**What you will do:**
Lines containing the word "FreundIn" need to be counted. Please reply with how many there are, and nothing else.
━━━ Given records ━━━
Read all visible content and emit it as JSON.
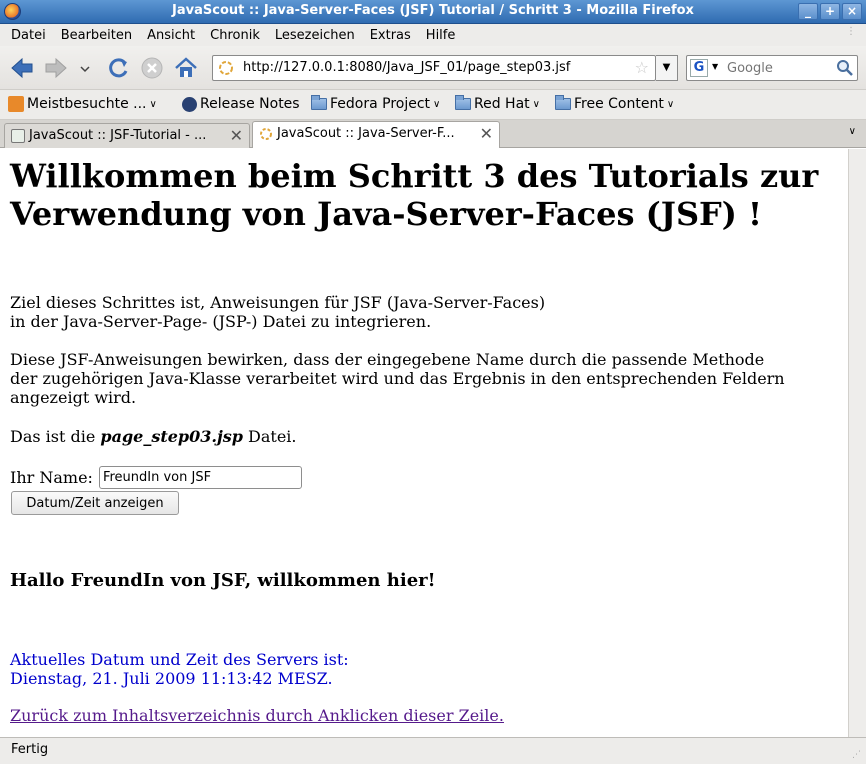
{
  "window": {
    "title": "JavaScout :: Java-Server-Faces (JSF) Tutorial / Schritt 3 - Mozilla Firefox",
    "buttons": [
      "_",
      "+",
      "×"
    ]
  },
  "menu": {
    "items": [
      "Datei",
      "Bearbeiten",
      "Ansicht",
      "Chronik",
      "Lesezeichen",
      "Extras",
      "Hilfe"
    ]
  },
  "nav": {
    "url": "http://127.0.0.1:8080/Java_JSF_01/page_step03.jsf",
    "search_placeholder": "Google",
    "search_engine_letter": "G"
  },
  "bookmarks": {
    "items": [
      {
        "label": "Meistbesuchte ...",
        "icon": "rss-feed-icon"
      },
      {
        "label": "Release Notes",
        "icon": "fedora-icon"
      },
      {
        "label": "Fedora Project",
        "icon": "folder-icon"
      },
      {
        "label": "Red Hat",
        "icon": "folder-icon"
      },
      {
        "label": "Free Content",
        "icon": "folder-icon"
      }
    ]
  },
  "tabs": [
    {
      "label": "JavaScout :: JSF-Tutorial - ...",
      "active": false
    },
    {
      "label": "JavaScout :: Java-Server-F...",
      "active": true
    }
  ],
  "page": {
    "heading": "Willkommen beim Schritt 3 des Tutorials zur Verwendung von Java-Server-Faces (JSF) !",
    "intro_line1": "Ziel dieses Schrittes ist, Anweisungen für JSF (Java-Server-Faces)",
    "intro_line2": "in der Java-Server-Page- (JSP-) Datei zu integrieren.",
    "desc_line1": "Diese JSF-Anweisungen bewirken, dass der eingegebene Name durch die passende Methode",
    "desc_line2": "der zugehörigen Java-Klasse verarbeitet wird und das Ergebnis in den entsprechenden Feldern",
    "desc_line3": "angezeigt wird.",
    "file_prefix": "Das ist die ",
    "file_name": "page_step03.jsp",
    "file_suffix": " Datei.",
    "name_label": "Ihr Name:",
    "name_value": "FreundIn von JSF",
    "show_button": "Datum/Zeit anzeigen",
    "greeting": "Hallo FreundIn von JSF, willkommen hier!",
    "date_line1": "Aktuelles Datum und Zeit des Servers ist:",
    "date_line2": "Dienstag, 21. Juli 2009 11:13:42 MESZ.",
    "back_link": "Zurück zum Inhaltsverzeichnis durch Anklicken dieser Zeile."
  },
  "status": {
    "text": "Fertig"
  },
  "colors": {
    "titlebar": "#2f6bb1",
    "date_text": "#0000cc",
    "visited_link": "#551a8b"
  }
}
━━━
**Worked solution:**
2